*CONSIGNE A:* Reproduisez sans aucune modification, dans les enregistrements, le passage qui va de la ligne contenant « group-addins: ■ 스토어 » jusqu'à la ligne contenant « group-links: ⊕ 하이퍼링크 », ces deux lignes comprises.

Jusqu'à présent, l'unité de protection du HCR a utilisé la médiation et des mesures ad hoc, telles que l'aide d'urgence en espèces à des fins de location, pour lutter contre le harcèlement ou l'exploitation sexuelle. Un agent de la protection du HCR a déclaré à Human Rights Watch que l'agence envisage un partenariat avec une organisation non gouvernementale locale afin de fournir une assistance juridique aux réfugiées qui ont été victimes de violence sexiste au Liban, mais n’a pas pu donner de date prévue pour le démarrage de ce partenariat.

Le coordonnateur de la protection a affirmé qu’en août le HCR a aidé le ministère des Affaires sociales, qui traite le harcèlement sexuel, les agressions et les cas d'exploitation déclarés dans les centres de développement social étatiques, à choisir des personnes ressources pour les cas situés dans la partie nord du pays, Beyrouth, le Mont-Liban, la Bekaa et le sud. Les responsabilités de ces personnes ressources comprennent la surveillance et le signalement sur les abus sexuels et sexistes.

Un responsable du ministère a indiqué que, depuis que des points focaux ont été établis, le ministère a traité un cas d'exploitation sexuelle et de harcèlement de plusieurs femmes réfugiées par un employé d'une organisation d’aide locale confessionnelle. Le ministère a renvoyé cette affaire au mufti de la région, l'autorité religieuse sunnite. Le travailleur humanitaire a été renvoyé, mais l'affaire n'a pas été remise à la police ni aux prestataires d'assistance juridique et il n'y a pas eu d'enquête.

Si la mise en place de personnes ressources est utile, le ministère devrait veiller à ce que ces employés soient bien formés sur la façon de soumettre les affaires, notamment à l'aide juridique et la façon d’aider les réfugiées à déposer des plaintes officielles auprès des autorités. Le HCR et le ministère des Affaires sociales devraient veiller à ce que les personnes ressources gouvernementales et les travailleurs sociaux de l'ONU agissent en coordination pour traiter les cas impliquant des réfugiées.

*CONSIGNE B:* D'après l'extrait du document, à qui le ministère a-t-il renvoyé l'affaire d'exploitation sexuelle impliquant un employé d'une organisation d'aide locale confessionnelle ?

*Enregistrements d'un jeu de données:*
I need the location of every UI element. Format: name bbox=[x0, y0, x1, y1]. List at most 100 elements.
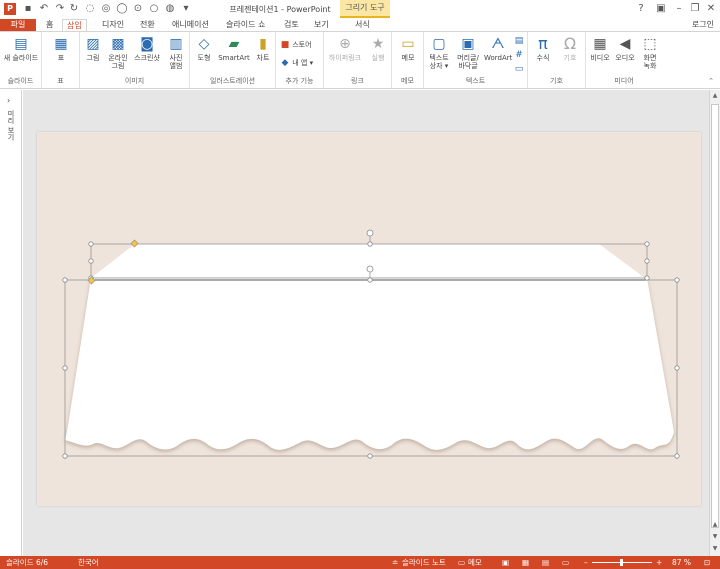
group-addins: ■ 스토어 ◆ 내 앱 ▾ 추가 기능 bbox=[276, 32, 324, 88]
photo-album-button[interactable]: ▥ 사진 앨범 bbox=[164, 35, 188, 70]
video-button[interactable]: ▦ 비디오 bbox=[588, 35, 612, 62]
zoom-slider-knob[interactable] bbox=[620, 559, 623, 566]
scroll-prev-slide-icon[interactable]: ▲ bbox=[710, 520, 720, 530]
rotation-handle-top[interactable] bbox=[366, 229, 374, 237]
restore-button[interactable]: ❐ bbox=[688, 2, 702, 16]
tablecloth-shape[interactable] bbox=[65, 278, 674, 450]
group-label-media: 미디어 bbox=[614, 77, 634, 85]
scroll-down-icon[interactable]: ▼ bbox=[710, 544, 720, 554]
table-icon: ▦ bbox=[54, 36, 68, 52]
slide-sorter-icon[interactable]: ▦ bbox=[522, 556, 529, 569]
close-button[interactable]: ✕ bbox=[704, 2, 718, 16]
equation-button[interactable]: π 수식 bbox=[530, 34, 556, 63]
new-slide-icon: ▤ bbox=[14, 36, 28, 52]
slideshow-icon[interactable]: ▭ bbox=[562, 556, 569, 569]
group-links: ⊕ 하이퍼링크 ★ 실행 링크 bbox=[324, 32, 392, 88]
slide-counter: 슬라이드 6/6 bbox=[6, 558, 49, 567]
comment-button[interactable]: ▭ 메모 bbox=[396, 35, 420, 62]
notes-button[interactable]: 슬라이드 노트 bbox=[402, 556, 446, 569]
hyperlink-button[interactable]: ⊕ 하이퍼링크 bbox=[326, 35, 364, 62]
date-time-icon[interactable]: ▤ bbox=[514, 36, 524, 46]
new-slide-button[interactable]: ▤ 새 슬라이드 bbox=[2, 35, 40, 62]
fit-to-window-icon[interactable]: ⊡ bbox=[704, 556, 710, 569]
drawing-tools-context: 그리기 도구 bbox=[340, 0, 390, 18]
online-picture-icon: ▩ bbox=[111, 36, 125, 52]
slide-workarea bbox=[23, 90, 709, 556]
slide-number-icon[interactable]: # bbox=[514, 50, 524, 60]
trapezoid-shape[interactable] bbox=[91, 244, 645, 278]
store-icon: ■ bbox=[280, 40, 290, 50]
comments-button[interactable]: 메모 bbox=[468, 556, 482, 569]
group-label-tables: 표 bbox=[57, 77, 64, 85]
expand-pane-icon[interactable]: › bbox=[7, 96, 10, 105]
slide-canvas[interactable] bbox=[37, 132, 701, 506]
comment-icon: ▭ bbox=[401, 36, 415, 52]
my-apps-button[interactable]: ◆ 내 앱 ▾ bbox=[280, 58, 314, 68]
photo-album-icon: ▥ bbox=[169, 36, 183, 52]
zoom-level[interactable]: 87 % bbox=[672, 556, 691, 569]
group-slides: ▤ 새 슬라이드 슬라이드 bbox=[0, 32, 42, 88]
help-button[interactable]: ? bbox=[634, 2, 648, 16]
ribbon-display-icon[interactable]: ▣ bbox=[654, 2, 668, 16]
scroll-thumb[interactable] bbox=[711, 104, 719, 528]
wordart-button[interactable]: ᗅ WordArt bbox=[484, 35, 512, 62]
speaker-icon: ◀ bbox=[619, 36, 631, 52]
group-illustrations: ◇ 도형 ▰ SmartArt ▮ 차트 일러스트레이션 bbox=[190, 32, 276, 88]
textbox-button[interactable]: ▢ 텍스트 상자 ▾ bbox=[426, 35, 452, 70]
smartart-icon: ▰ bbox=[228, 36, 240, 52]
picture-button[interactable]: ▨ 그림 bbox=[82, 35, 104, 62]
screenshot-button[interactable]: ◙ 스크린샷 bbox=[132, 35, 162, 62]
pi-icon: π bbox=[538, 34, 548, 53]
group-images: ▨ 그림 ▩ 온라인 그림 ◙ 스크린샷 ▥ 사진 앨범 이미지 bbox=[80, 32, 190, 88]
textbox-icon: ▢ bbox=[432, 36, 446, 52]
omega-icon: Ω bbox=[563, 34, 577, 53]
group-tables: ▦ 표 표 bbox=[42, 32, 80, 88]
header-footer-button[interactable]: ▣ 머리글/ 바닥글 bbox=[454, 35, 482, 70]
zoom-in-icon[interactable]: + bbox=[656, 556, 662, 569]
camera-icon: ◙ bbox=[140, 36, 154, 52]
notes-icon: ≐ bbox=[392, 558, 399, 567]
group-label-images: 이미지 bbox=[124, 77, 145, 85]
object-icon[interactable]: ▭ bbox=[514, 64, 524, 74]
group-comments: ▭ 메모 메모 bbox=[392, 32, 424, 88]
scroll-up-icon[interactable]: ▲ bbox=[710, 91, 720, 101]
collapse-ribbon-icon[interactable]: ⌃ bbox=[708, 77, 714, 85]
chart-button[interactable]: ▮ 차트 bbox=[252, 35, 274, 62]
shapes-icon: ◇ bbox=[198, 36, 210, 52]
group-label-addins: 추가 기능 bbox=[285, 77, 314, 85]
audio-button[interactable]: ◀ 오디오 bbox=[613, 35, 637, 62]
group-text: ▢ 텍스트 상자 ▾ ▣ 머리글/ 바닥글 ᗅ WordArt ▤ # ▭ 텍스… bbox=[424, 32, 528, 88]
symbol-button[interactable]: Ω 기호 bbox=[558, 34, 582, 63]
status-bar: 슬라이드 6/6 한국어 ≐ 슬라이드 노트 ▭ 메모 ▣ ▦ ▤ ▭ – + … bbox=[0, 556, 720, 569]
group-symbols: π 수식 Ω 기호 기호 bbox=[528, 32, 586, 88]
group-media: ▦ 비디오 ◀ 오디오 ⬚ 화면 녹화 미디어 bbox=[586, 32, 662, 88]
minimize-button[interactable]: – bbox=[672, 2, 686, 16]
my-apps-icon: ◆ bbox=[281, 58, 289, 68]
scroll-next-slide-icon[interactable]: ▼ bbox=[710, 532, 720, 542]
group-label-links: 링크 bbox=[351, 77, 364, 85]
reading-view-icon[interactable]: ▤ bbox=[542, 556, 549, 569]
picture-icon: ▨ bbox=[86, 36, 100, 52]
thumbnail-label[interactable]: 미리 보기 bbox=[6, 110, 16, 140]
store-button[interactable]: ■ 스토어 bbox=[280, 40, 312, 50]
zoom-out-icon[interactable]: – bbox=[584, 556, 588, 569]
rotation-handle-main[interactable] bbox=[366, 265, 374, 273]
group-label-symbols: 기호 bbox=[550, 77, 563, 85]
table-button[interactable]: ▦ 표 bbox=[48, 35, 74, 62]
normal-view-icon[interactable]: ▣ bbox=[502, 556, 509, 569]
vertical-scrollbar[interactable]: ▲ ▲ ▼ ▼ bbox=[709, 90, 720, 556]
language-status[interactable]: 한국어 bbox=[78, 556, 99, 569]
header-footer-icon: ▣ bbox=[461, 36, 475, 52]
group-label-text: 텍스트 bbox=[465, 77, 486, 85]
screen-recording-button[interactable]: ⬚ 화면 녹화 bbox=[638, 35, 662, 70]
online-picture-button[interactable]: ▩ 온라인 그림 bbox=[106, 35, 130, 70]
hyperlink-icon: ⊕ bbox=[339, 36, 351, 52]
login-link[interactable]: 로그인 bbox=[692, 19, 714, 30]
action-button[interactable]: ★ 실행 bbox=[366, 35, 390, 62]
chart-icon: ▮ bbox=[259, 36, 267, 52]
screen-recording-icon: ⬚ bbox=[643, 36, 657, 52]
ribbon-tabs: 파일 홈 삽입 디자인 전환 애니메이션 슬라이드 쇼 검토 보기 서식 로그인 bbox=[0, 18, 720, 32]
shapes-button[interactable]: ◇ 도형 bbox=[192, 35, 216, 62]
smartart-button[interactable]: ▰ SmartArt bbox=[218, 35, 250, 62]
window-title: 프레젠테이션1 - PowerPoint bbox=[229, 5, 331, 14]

*SOLUTION A:*
group-addins: ■ 스토어 ◆ 내 앱 ▾ 추가 기능 bbox=[276, 32, 324, 88]
photo-album-button[interactable]: ▥ 사진 앨범 bbox=[164, 35, 188, 70]
video-button[interactable]: ▦ 비디오 bbox=[588, 35, 612, 62]
zoom-slider-knob[interactable] bbox=[620, 559, 623, 566]
scroll-prev-slide-icon[interactable]: ▲ bbox=[710, 520, 720, 530]
rotation-handle-top[interactable] bbox=[366, 229, 374, 237]
restore-button[interactable]: ❐ bbox=[688, 2, 702, 16]
tablecloth-shape[interactable] bbox=[65, 278, 674, 450]
group-label-media: 미디어 bbox=[614, 77, 634, 85]
scroll-down-icon[interactable]: ▼ bbox=[710, 544, 720, 554]
table-icon: ▦ bbox=[54, 36, 68, 52]
slide-sorter-icon[interactable]: ▦ bbox=[522, 556, 529, 569]
close-button[interactable]: ✕ bbox=[704, 2, 718, 16]
equation-button[interactable]: π 수식 bbox=[530, 34, 556, 63]
new-slide-icon: ▤ bbox=[14, 36, 28, 52]
slideshow-icon[interactable]: ▭ bbox=[562, 556, 569, 569]
group-links: ⊕ 하이퍼링크 ★ 실행 링크 bbox=[324, 32, 392, 88]

*SOLUTION B:* Au mufti de la région, l'autorité religieuse sunnite.